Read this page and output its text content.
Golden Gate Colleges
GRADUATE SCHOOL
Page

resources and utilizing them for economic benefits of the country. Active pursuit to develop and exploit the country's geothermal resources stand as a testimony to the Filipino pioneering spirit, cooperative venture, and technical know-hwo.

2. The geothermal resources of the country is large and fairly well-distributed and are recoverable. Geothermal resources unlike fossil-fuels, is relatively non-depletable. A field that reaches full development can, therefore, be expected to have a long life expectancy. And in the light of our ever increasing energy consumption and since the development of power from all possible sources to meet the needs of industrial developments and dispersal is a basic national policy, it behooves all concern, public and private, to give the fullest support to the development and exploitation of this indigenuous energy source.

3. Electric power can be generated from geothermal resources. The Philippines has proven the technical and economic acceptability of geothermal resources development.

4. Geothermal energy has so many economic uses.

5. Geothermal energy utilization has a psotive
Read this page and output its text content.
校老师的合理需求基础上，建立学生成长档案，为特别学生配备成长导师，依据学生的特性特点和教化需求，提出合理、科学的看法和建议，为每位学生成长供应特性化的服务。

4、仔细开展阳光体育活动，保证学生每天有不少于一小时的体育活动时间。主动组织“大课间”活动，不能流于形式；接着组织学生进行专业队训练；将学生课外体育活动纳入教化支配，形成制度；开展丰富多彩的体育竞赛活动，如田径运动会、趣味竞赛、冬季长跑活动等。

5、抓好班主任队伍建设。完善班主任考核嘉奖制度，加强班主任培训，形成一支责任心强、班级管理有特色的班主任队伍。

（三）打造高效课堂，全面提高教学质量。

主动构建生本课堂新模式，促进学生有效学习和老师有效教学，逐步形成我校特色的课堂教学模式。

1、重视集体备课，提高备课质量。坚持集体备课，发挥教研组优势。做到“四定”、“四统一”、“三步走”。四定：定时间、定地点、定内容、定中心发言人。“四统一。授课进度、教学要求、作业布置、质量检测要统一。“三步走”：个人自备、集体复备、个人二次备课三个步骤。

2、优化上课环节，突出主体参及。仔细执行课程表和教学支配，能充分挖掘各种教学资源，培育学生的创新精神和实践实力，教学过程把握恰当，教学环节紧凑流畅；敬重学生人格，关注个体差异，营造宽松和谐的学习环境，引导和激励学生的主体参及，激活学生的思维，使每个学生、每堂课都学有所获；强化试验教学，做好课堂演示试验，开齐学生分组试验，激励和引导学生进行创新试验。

....

TASK:
Print all of the entries exactly as they are written.

FULL SOLUTION:
Read this page and output its text content.
Golden Gate Colleges
GRADUATE SCHOOL
Page

resources and utilizing them for economic benefits of the country. Active pursuit to develop and exploit the country's geothermal resources stand as a testimony to the Filipino pioneering spirit, cooperative venture, and technical know-hwo.

2. The geothermal resources of the country is large and fairly well-distributed and are recoverable. Geothermal resources unlike fossil-fuels, is relatively non-depletable. A field that reaches full development can, therefore, be expected to have a long life expectancy. And in the light of our ever increasing energy consumption and since the development of power from all possible sources to meet the needs of industrial developments and dispersal is a basic national policy, it behooves all concern, public and private, to give the fullest support to the development and exploitation of this indigenuous energy source.

3. Electric power can be generated from geothermal resources. The Philippines has proven the technical and economic acceptability of geothermal resources development.

4. Geothermal energy has so many economic uses.

5. Geothermal energy utilization has a psotive
Read this page and output its text content.
校老师的合理需求基础上，建立学生成长档案，为特别学生配备成长导师，依据学生的特性特点和教化需求，提出合理、科学的看法和建议，为每位学生成长供应特性化的服务。

4、仔细开展阳光体育活动，保证学生每天有不少于一小时的体育活动时间。主动组织“大课间”活动，不能流于形式；接着组织学生进行专业队训练；将学生课外体育活动纳入教化支配，形成制度；开展丰富多彩的体育竞赛活动，如田径运动会、趣味竞赛、冬季长跑活动等。

5、抓好班主任队伍建设。完善班主任考核嘉奖制度，加强班主任培训，形成一支责任心强、班级管理有特色的班主任队伍。

（三）打造高效课堂，全面提高教学质量。

主动构建生本课堂新模式，促进学生有效学习和老师有效教学，逐步形成我校特色的课堂教学模式。

1、重视集体备课，提高备课质量。坚持集体备课，发挥教研组优势。做到“四定”、“四统一”、“三步走”。四定：定时间、定地点、定内容、定中心发言人。“四统一。授课进度、教学要求、作业布置、质量检测要统一。“三步走”：个人自备、集体复备、个人二次备课三个步骤。

2、优化上课环节，突出主体参及。仔细执行课程表和教学支配，能充分挖掘各种教学资源，培育学生的创新精神和实践实力，教学过程把握恰当，教学环节紧凑流畅；敬重学生人格，关注个体差异，营造宽松和谐的学习环境，引导和激励学生的主体参及，激活学生的思维，使每个学生、每堂课都学有所获；强化试验教学，做好课堂演示试验，开齐学生分组试验，激励和引导学生进行创新试验。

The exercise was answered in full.